- Job
For this exercise, repeat all of the material verbatim apart from its images.

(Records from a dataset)
• • • •

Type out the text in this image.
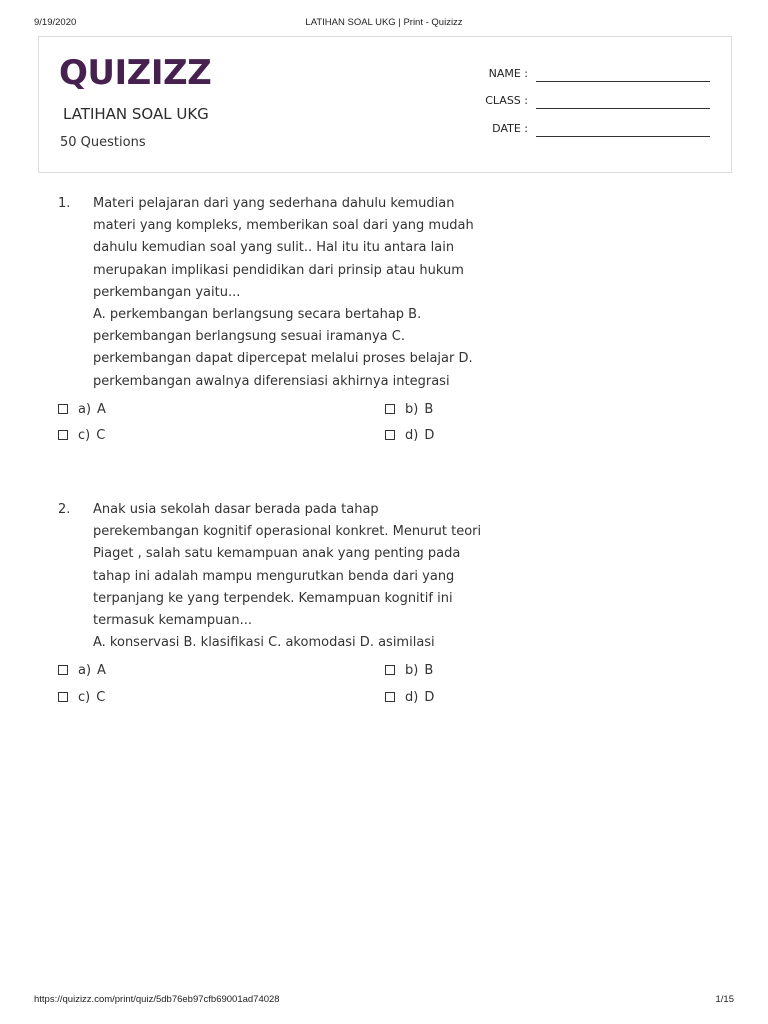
9/19/2020	LATIHAN SOAL UKG | Print - Quizizz
QUIZIZZ
LATIHAN SOAL UKG
50 Questions
NAME :
CLASS :
DATE :
1. Materi pelajaran dari yang sederhana dahulu kemudian materi yang kompleks, memberikan soal dari yang mudah dahulu kemudian soal yang sulit.. Hal itu itu antara lain merupakan implikasi pendidikan dari prinsip atau hukum perkembangan yaitu...
A. perkembangan berlangsung secara bertahap B. perkembangan berlangsung sesuai iramanya C. perkembangan dapat dipercepat melalui proses belajar D. perkembangan awalnya diferensiasi akhirnya integrasi
a) A	b) B
c) C	d) D
2. Anak usia sekolah dasar berada pada tahap perekembangan kognitif operasional konkret. Menurut teori Piaget , salah satu kemampuan anak yang penting pada tahap ini adalah mampu mengurutkan benda dari yang terpanjang ke yang terpendek. Kemampuan kognitif ini termasuk kemampuan...
A. konservasi B. klasifikasi C. akomodasi D. asimilasi
a) A	b) B
c) C	d) D
https://quizizz.com/print/quiz/5db76eb97cfb69001ad74028	1/15
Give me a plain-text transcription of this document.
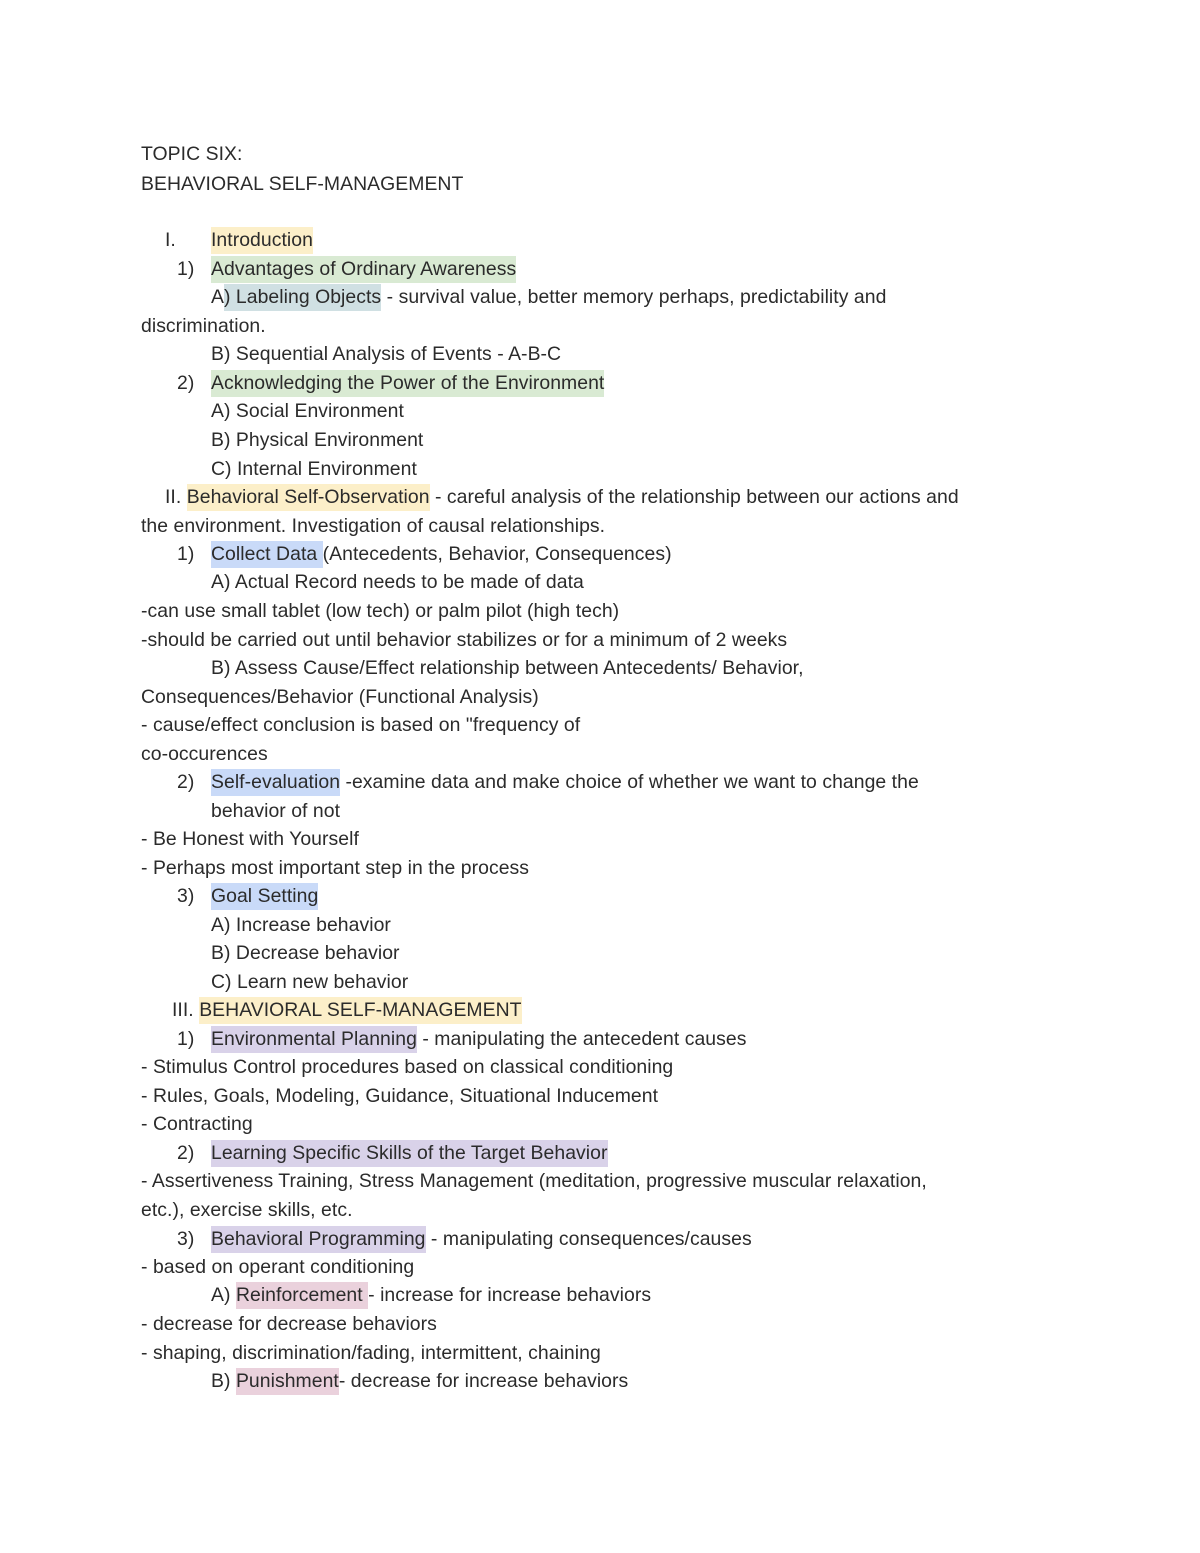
TOPIC SIX:
BEHAVIORAL SELF-MANAGEMENT
I. Introduction
1) Advantages of Ordinary Awareness
A) Labeling Objects - survival value, better memory perhaps, predictability and
discrimination.
B) Sequential Analysis of Events - A-B-C
2) Acknowledging the Power of the Environment
A) Social Environment
B) Physical Environment
C) Internal Environment
II. Behavioral Self-Observation - careful analysis of the relationship between our actions and
the environment. Investigation of causal relationships.
1) Collect Data (Antecedents, Behavior, Consequences)
A) Actual Record needs to be made of data
-can use small tablet (low tech) or palm pilot (high tech)
-should be carried out until behavior stabilizes or for a minimum of 2 weeks
B) Assess Cause/Effect relationship between Antecedents/ Behavior,
Consequences/Behavior (Functional Analysis)
- cause/effect conclusion is based on "frequency of
co-occurences
2) Self-evaluation -examine data and make choice of whether we want to change the
behavior of not
- Be Honest with Yourself
- Perhaps most important step in the process
3) Goal Setting
A) Increase behavior
B) Decrease behavior
C) Learn new behavior
III. BEHAVIORAL SELF-MANAGEMENT
1) Environmental Planning - manipulating the antecedent causes
- Stimulus Control procedures based on classical conditioning
- Rules, Goals, Modeling, Guidance, Situational Inducement
- Contracting
2) Learning Specific Skills of the Target Behavior
- Assertiveness Training, Stress Management (meditation, progressive muscular relaxation,
etc.), exercise skills, etc.
3) Behavioral Programming - manipulating consequences/causes
- based on operant conditioning
A) Reinforcement - increase for increase behaviors
- decrease for decrease behaviors
- shaping, discrimination/fading, intermittent, chaining
B) Punishment- decrease for increase behaviors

• • • •

- Task output
Type out the text in this image.
9/19/2020	LATIHAN SOAL UKG | Print - Quizizz
QUIZIZZ
LATIHAN SOAL UKG
50 Questions
NAME :
CLASS :
DATE :
1. Materi pelajaran dari yang sederhana dahulu kemudian materi yang kompleks, memberikan soal dari yang mudah dahulu kemudian soal yang sulit.. Hal itu itu antara lain merupakan implikasi pendidikan dari prinsip atau hukum perkembangan yaitu...
A. perkembangan berlangsung secara bertahap B. perkembangan berlangsung sesuai iramanya C. perkembangan dapat dipercepat melalui proses belajar D. perkembangan awalnya diferensiasi akhirnya integrasi
a) A	b) B
c) C	d) D
2. Anak usia sekolah dasar berada pada tahap perekembangan kognitif operasional konkret. Menurut teori Piaget , salah satu kemampuan anak yang penting pada tahap ini adalah mampu mengurutkan benda dari yang terpanjang ke yang terpendek. Kemampuan kognitif ini termasuk kemampuan...
A. konservasi B. klasifikasi C. akomodasi D. asimilasi
a) A	b) B
c) C	d) D
https://quizizz.com/print/quiz/5db76eb97cfb69001ad74028	1/15
Give me a plain-text transcription of this document.
TOPIC SIX:
BEHAVIORAL SELF-MANAGEMENT
I. Introduction
1) Advantages of Ordinary Awareness
A) Labeling Objects - survival value, better memory perhaps, predictability and
discrimination.
B) Sequential Analysis of Events - A-B-C
2) Acknowledging the Power of the Environment
A) Social Environment
B) Physical Environment
C) Internal Environment
II. Behavioral Self-Observation - careful analysis of the relationship between our actions and
the environment. Investigation of causal relationships.
1) Collect Data (Antecedents, Behavior, Consequences)
A) Actual Record needs to be made of data
-can use small tablet (low tech) or palm pilot (high tech)
-should be carried out until behavior stabilizes or for a minimum of 2 weeks
B) Assess Cause/Effect relationship between Antecedents/ Behavior,
Consequences/Behavior (Functional Analysis)
- cause/effect conclusion is based on "frequency of
co-occurences
2) Self-evaluation -examine data and make choice of whether we want to change the
behavior of not
- Be Honest with Yourself
- Perhaps most important step in the process
3) Goal Setting
A) Increase behavior
B) Decrease behavior
C) Learn new behavior
III. BEHAVIORAL SELF-MANAGEMENT
1) Environmental Planning - manipulating the antecedent causes
- Stimulus Control procedures based on classical conditioning
- Rules, Goals, Modeling, Guidance, Situational Inducement
- Contracting
2) Learning Specific Skills of the Target Behavior
- Assertiveness Training, Stress Management (meditation, progressive muscular relaxation,
etc.), exercise skills, etc.
3) Behavioral Programming - manipulating consequences/causes
- based on operant conditioning
A) Reinforcement - increase for increase behaviors
- decrease for decrease behaviors
- shaping, discrimination/fading, intermittent, chaining
B) Punishment- decrease for increase behaviors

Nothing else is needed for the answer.